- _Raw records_
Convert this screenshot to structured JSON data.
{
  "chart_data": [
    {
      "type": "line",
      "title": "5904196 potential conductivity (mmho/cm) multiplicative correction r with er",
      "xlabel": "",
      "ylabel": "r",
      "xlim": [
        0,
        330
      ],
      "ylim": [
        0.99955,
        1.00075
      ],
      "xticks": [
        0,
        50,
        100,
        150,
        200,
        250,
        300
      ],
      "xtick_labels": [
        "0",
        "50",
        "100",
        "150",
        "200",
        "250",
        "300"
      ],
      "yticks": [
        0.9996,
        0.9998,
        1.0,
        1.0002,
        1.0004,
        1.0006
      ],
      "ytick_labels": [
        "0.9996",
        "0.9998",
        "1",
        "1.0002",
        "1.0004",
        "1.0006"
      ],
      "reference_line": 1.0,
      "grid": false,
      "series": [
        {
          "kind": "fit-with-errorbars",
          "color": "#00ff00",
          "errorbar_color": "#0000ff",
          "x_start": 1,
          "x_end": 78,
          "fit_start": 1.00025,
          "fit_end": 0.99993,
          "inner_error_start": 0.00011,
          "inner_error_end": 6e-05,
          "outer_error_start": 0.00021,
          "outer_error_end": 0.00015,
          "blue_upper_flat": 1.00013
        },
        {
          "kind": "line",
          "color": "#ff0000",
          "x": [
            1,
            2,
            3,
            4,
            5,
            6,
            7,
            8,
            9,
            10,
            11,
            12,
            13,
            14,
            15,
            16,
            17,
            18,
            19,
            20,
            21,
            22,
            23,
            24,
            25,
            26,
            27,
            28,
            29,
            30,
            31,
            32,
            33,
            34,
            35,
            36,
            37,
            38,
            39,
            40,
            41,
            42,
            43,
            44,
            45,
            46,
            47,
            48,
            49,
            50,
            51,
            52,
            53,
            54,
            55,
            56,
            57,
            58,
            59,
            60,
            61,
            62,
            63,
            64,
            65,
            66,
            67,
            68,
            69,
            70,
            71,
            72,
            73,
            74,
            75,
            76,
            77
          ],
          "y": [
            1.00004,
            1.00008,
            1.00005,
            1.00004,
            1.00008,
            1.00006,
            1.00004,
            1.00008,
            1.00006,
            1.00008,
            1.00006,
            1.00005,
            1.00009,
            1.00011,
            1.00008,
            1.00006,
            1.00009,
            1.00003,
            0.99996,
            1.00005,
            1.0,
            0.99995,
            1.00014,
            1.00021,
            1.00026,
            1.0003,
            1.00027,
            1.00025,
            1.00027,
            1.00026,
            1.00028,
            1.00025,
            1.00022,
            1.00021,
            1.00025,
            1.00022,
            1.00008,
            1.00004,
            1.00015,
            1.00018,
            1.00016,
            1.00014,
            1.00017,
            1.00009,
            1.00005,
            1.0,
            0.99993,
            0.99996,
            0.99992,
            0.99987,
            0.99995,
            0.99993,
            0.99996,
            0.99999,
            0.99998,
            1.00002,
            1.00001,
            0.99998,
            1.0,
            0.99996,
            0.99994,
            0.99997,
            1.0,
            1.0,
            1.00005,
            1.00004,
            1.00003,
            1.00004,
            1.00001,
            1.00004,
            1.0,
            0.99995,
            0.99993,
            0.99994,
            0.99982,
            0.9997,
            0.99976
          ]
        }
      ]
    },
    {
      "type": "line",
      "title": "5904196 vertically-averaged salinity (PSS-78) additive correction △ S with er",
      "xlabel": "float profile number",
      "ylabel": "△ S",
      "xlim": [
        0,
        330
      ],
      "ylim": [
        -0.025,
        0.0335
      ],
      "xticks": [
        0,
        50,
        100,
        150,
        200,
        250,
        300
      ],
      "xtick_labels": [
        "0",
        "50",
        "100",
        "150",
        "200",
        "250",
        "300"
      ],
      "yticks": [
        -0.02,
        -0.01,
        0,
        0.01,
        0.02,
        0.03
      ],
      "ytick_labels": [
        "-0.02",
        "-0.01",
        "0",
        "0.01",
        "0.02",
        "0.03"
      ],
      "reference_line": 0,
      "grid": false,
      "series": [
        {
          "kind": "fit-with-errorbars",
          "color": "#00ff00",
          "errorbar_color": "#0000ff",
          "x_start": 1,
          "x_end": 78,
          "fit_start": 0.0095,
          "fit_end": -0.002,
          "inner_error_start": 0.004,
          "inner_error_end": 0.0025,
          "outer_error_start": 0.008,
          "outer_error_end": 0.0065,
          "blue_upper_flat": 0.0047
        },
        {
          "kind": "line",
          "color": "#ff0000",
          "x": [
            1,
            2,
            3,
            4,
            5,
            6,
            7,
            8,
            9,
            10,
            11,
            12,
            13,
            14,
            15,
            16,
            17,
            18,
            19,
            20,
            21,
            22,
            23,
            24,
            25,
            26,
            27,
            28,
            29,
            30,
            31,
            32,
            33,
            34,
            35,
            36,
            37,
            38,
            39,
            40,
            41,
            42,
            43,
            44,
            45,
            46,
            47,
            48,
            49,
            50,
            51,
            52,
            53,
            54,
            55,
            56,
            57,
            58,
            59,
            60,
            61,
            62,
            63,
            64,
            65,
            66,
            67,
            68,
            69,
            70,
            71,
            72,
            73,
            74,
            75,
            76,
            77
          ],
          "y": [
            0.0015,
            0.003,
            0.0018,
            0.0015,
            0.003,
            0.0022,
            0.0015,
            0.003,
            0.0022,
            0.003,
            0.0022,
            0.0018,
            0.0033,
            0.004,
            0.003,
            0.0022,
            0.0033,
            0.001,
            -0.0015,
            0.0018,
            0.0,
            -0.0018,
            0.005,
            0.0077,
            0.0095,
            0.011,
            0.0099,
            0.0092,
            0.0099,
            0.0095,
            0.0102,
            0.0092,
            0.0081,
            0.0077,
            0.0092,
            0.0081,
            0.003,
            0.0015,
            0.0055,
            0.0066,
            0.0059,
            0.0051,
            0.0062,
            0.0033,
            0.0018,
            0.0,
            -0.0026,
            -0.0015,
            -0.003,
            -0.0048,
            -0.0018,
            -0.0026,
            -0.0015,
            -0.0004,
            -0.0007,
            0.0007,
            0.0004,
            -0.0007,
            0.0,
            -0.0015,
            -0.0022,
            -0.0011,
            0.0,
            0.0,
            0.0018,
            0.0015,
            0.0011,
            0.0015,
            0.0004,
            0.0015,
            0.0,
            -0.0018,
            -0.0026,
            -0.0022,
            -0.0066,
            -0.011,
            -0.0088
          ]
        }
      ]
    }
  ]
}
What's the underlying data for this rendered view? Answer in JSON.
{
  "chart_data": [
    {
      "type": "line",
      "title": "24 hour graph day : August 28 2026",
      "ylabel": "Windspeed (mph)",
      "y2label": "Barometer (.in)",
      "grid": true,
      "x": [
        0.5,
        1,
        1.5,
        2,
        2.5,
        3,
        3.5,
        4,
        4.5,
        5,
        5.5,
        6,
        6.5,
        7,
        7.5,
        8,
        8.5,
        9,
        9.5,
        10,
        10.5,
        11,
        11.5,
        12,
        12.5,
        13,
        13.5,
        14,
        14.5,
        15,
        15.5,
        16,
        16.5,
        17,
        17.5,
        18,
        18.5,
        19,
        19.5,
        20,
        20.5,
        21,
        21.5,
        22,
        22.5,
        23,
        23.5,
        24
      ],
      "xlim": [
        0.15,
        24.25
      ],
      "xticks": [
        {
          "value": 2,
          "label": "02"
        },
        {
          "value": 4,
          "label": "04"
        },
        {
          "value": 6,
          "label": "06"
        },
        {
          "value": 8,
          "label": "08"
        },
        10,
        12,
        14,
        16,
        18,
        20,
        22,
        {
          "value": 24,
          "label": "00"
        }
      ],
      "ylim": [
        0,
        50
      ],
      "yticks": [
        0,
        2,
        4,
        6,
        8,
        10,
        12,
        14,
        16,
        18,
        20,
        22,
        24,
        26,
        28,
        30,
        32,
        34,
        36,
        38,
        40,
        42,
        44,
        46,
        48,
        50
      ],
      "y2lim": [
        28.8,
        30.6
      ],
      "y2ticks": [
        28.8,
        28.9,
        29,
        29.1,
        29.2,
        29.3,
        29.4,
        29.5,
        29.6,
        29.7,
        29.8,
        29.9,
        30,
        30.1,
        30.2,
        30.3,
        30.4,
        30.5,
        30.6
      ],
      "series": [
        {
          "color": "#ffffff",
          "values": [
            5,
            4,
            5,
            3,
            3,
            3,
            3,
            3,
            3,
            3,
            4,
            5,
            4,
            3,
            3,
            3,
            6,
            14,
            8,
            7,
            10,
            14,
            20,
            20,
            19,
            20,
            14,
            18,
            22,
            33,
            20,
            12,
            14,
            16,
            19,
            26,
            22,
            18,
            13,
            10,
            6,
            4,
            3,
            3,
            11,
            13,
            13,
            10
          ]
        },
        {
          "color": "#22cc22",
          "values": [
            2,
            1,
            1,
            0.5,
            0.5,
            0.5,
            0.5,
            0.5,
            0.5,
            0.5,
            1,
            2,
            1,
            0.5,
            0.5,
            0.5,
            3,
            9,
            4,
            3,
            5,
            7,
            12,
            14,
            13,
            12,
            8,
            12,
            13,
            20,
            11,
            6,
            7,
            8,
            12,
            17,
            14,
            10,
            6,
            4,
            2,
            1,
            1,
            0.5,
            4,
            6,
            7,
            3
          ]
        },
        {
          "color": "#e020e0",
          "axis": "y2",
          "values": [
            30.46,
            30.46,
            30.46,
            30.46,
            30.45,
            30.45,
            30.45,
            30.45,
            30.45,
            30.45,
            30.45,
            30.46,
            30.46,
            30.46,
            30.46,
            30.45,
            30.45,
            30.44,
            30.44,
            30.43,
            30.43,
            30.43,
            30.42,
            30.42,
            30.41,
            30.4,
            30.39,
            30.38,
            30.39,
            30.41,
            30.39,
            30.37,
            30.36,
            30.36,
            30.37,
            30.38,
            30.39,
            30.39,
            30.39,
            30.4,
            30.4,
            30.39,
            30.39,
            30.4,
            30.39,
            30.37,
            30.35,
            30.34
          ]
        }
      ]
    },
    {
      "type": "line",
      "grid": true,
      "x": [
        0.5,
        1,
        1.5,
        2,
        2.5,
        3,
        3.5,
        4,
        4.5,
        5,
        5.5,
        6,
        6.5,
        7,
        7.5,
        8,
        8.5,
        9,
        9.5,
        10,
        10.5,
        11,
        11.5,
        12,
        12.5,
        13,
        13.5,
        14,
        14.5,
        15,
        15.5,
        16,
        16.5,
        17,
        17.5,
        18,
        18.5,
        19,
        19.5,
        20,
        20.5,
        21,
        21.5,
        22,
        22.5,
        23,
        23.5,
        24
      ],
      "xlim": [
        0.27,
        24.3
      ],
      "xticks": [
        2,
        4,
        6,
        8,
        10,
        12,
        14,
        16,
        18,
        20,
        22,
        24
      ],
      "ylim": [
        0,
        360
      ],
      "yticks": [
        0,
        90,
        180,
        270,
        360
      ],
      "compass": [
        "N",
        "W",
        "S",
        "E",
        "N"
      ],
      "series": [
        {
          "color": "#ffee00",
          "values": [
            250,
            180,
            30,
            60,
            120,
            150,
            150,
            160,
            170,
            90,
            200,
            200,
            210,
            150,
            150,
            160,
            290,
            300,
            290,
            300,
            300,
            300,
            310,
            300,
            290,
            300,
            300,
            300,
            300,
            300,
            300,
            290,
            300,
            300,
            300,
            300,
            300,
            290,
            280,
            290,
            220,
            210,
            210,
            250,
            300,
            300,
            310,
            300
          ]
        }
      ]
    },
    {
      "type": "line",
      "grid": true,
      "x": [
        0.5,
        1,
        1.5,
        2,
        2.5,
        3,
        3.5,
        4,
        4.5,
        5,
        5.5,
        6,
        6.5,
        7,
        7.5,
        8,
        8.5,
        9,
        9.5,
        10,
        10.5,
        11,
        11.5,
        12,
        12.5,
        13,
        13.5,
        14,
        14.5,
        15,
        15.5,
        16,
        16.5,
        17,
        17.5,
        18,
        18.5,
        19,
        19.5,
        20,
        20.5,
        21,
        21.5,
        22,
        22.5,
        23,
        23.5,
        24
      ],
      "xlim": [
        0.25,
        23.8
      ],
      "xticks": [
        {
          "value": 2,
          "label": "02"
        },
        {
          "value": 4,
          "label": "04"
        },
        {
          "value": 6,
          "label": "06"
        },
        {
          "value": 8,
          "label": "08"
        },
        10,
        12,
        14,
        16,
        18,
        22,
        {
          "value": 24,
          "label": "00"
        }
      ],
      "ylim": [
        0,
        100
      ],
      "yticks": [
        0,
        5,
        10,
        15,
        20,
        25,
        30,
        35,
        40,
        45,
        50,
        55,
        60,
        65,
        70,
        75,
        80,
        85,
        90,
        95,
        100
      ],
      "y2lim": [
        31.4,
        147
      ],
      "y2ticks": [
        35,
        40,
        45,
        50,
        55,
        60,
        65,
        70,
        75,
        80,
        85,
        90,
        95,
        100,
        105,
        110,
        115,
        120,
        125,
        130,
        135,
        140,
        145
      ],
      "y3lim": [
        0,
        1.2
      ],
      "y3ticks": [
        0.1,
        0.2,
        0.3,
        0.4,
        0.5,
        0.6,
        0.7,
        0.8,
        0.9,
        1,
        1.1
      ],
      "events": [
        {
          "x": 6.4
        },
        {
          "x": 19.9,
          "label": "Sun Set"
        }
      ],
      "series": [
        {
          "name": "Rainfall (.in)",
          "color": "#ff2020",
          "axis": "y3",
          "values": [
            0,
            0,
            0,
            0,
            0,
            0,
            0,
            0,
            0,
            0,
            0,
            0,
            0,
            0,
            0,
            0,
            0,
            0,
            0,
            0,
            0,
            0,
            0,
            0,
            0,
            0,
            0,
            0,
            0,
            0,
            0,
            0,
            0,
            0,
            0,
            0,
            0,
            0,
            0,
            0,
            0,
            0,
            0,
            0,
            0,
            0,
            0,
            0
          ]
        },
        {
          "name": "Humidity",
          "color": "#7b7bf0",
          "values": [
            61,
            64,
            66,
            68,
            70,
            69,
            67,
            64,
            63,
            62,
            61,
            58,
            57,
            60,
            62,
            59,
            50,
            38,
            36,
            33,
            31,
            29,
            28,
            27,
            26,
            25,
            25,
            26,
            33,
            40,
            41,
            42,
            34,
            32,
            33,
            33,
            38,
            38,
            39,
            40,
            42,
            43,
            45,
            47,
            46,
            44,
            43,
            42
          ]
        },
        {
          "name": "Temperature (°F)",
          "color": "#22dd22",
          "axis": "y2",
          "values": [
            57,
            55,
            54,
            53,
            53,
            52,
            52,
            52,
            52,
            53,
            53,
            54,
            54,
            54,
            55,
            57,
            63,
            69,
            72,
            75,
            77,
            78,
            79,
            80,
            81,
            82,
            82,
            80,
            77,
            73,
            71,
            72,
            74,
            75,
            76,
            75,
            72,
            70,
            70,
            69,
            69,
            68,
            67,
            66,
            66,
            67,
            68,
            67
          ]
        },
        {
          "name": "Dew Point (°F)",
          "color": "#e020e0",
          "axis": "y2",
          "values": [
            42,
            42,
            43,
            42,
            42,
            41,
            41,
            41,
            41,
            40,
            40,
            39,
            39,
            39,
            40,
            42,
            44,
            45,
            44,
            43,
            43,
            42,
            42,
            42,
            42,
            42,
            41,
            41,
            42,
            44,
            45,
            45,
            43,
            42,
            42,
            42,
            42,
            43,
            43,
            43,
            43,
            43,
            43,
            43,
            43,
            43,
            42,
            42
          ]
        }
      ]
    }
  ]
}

- _GIVEN EXERCISE_
Work through the data and report how many of its lines hold the word "title", giving only the figure.

- _FULL SOLUTION_
3